### Data lines:
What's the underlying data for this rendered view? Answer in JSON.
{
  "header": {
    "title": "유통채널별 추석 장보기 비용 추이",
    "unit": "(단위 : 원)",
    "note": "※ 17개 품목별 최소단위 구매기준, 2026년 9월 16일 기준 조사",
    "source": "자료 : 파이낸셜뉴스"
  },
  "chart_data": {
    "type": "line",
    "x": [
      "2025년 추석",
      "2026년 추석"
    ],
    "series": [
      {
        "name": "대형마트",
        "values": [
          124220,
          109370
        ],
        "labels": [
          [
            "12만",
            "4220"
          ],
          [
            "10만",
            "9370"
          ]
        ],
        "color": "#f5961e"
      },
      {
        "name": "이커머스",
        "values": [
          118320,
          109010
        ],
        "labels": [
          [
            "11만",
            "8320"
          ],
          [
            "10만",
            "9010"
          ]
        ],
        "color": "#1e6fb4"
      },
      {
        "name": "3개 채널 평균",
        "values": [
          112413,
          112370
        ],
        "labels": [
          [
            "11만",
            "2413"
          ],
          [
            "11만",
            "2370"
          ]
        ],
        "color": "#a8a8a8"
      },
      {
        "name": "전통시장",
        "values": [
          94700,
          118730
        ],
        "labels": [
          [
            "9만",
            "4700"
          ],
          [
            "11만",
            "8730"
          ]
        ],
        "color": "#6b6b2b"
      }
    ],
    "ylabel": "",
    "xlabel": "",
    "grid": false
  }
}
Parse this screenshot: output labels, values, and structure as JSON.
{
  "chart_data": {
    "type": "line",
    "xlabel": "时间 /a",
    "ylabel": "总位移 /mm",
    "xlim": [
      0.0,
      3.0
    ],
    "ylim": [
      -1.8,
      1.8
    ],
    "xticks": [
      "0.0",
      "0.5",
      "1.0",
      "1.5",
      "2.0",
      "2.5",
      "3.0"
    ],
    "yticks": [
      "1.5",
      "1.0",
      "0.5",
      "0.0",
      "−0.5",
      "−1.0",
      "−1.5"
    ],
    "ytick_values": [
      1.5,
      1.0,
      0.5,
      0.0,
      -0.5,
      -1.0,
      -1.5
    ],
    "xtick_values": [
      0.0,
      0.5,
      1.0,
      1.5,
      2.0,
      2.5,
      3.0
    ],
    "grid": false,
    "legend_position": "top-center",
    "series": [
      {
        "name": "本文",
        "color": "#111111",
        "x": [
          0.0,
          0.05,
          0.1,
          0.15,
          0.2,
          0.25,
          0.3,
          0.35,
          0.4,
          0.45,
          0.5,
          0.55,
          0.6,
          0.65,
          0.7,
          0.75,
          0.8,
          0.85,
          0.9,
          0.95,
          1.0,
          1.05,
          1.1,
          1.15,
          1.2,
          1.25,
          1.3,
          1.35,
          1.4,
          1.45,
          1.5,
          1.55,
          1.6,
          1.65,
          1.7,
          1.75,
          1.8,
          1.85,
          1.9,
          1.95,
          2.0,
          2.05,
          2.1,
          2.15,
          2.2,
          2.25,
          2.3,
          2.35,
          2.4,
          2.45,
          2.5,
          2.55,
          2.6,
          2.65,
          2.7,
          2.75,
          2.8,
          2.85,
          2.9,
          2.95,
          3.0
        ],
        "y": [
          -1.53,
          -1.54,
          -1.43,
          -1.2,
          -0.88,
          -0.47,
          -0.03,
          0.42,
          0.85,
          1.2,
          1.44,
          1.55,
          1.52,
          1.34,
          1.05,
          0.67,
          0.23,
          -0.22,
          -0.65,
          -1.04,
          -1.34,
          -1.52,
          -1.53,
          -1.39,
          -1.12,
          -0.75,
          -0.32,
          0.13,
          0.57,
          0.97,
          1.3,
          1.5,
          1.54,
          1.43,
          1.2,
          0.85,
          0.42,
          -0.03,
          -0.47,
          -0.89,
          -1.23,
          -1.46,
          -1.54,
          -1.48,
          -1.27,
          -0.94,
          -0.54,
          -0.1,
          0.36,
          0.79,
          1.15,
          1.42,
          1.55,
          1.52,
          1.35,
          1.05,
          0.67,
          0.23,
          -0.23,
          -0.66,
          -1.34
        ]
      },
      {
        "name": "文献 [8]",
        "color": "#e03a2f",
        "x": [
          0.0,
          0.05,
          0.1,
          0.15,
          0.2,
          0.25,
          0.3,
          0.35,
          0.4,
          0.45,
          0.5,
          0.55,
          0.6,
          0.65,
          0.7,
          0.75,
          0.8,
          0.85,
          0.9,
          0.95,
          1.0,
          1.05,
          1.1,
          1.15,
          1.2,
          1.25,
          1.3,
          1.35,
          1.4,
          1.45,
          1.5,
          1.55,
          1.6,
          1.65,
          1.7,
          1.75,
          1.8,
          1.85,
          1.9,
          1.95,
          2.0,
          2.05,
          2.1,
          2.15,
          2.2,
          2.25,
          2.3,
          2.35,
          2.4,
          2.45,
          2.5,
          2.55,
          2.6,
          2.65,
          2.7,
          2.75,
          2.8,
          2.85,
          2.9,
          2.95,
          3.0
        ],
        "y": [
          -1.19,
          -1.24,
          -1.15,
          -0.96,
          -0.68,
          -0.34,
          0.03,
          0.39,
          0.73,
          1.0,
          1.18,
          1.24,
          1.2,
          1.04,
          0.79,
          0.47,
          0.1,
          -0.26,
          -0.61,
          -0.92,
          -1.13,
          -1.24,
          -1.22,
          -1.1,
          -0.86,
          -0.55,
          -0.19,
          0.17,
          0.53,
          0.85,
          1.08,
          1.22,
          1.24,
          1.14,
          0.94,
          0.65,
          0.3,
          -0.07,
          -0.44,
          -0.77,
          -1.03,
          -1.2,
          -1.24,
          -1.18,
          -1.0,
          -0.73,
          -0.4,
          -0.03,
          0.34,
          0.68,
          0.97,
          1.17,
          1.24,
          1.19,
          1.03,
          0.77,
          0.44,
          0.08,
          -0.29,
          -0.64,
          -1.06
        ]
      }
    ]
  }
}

### Given task:
Print every line of the records exactly. Omit nothing.

### Final answer:
What's the underlying data for this rendered view? Answer in JSON.
{
  "header": {
    "title": "유통채널별 추석 장보기 비용 추이",
    "unit": "(단위 : 원)",
    "note": "※ 17개 품목별 최소단위 구매기준, 2026년 9월 16일 기준 조사",
    "source": "자료 : 파이낸셜뉴스"
  },
  "chart_data": {
    "type": "line",
    "x": [
      "2025년 추석",
      "2026년 추석"
    ],
    "series": [
      {
        "name": "대형마트",
        "values": [
          124220,
          109370
        ],
        "labels": [
          [
            "12만",
            "4220"
          ],
          [
            "10만",
            "9370"
          ]
        ],
        "color": "#f5961e"
      },
      {
        "name": "이커머스",
        "values": [
          118320,
          109010
        ],
        "labels": [
          [
            "11만",
            "8320"
          ],
          [
            "10만",
            "9010"
          ]
        ],
        "color": "#1e6fb4"
      },
      {
        "name": "3개 채널 평균",
        "values": [
          112413,
          112370
        ],
        "labels": [
          [
            "11만",
            "2413"
          ],
          [
            "11만",
            "2370"
          ]
        ],
        "color": "#a8a8a8"
      },
      {
        "name": "전통시장",
        "values": [
          94700,
          118730
        ],
        "labels": [
          [
            "9만",
            "4700"
          ],
          [
            "11만",
            "8730"
          ]
        ],
        "color": "#6b6b2b"
      }
    ],
    "ylabel": "",
    "xlabel": "",
    "grid": false
  }
}
Parse this screenshot: output labels, values, and structure as JSON.
{
  "chart_data": {
    "type": "line",
    "xlabel": "时间 /a",
    "ylabel": "总位移 /mm",
    "xlim": [
      0.0,
      3.0
    ],
    "ylim": [
      -1.8,
      1.8
    ],
    "xticks": [
      "0.0",
      "0.5",
      "1.0",
      "1.5",
      "2.0",
      "2.5",
      "3.0"
    ],
    "yticks": [
      "1.5",
      "1.0",
      "0.5",
      "0.0",
      "−0.5",
      "−1.0",
      "−1.5"
    ],
    "ytick_values": [
      1.5,
      1.0,
      0.5,
      0.0,
      -0.5,
      -1.0,
      -1.5
    ],
    "xtick_values": [
      0.0,
      0.5,
      1.0,
      1.5,
      2.0,
      2.5,
      3.0
    ],
    "grid": false,
    "legend_position": "top-center",
    "series": [
      {
        "name": "本文",
        "color": "#111111",
        "x": [
          0.0,
          0.05,
          0.1,
          0.15,
          0.2,
          0.25,
          0.3,
          0.35,
          0.4,
          0.45,
          0.5,
          0.55,
          0.6,
          0.65,
          0.7,
          0.75,
          0.8,
          0.85,
          0.9,
          0.95,
          1.0,
          1.05,
          1.1,
          1.15,
          1.2,
          1.25,
          1.3,
          1.35,
          1.4,
          1.45,
          1.5,
          1.55,
          1.6,
          1.65,
          1.7,
          1.75,
          1.8,
          1.85,
          1.9,
          1.95,
          2.0,
          2.05,
          2.1,
          2.15,
          2.2,
          2.25,
          2.3,
          2.35,
          2.4,
          2.45,
          2.5,
          2.55,
          2.6,
          2.65,
          2.7,
          2.75,
          2.8,
          2.85,
          2.9,
          2.95,
          3.0
        ],
        "y": [
          -1.53,
          -1.54,
          -1.43,
          -1.2,
          -0.88,
          -0.47,
          -0.03,
          0.42,
          0.85,
          1.2,
          1.44,
          1.55,
          1.52,
          1.34,
          1.05,
          0.67,
          0.23,
          -0.22,
          -0.65,
          -1.04,
          -1.34,
          -1.52,
          -1.53,
          -1.39,
          -1.12,
          -0.75,
          -0.32,
          0.13,
          0.57,
          0.97,
          1.3,
          1.5,
          1.54,
          1.43,
          1.2,
          0.85,
          0.42,
          -0.03,
          -0.47,
          -0.89,
          -1.23,
          -1.46,
          -1.54,
          -1.48,
          -1.27,
          -0.94,
          -0.54,
          -0.1,
          0.36,
          0.79,
          1.15,
          1.42,
          1.55,
          1.52,
          1.35,
          1.05,
          0.67,
          0.23,
          -0.23,
          -0.66,
          -1.34
        ]
      },
      {
        "name": "文献 [8]",
        "color": "#e03a2f",
        "x": [
          0.0,
          0.05,
          0.1,
          0.15,
          0.2,
          0.25,
          0.3,
          0.35,
          0.4,
          0.45,
          0.5,
          0.55,
          0.6,
          0.65,
          0.7,
          0.75,
          0.8,
          0.85,
          0.9,
          0.95,
          1.0,
          1.05,
          1.1,
          1.15,
          1.2,
          1.25,
          1.3,
          1.35,
          1.4,
          1.45,
          1.5,
          1.55,
          1.6,
          1.65,
          1.7,
          1.75,
          1.8,
          1.85,
          1.9,
          1.95,
          2.0,
          2.05,
          2.1,
          2.15,
          2.2,
          2.25,
          2.3,
          2.35,
          2.4,
          2.45,
          2.5,
          2.55,
          2.6,
          2.65,
          2.7,
          2.75,
          2.8,
          2.85,
          2.9,
          2.95,
          3.0
        ],
        "y": [
          -1.19,
          -1.24,
          -1.15,
          -0.96,
          -0.68,
          -0.34,
          0.03,
          0.39,
          0.73,
          1.0,
          1.18,
          1.24,
          1.2,
          1.04,
          0.79,
          0.47,
          0.1,
          -0.26,
          -0.61,
          -0.92,
          -1.13,
          -1.24,
          -1.22,
          -1.1,
          -0.86,
          -0.55,
          -0.19,
          0.17,
          0.53,
          0.85,
          1.08,
          1.22,
          1.24,
          1.14,
          0.94,
          0.65,
          0.3,
          -0.07,
          -0.44,
          -0.77,
          -1.03,
          -1.2,
          -1.24,
          -1.18,
          -1.0,
          -0.73,
          -0.4,
          -0.03,
          0.34,
          0.68,
          0.97,
          1.17,
          1.24,
          1.19,
          1.03,
          0.77,
          0.44,
          0.08,
          -0.29,
          -0.64,
          -1.06
        ]
      }
    ]
  }
}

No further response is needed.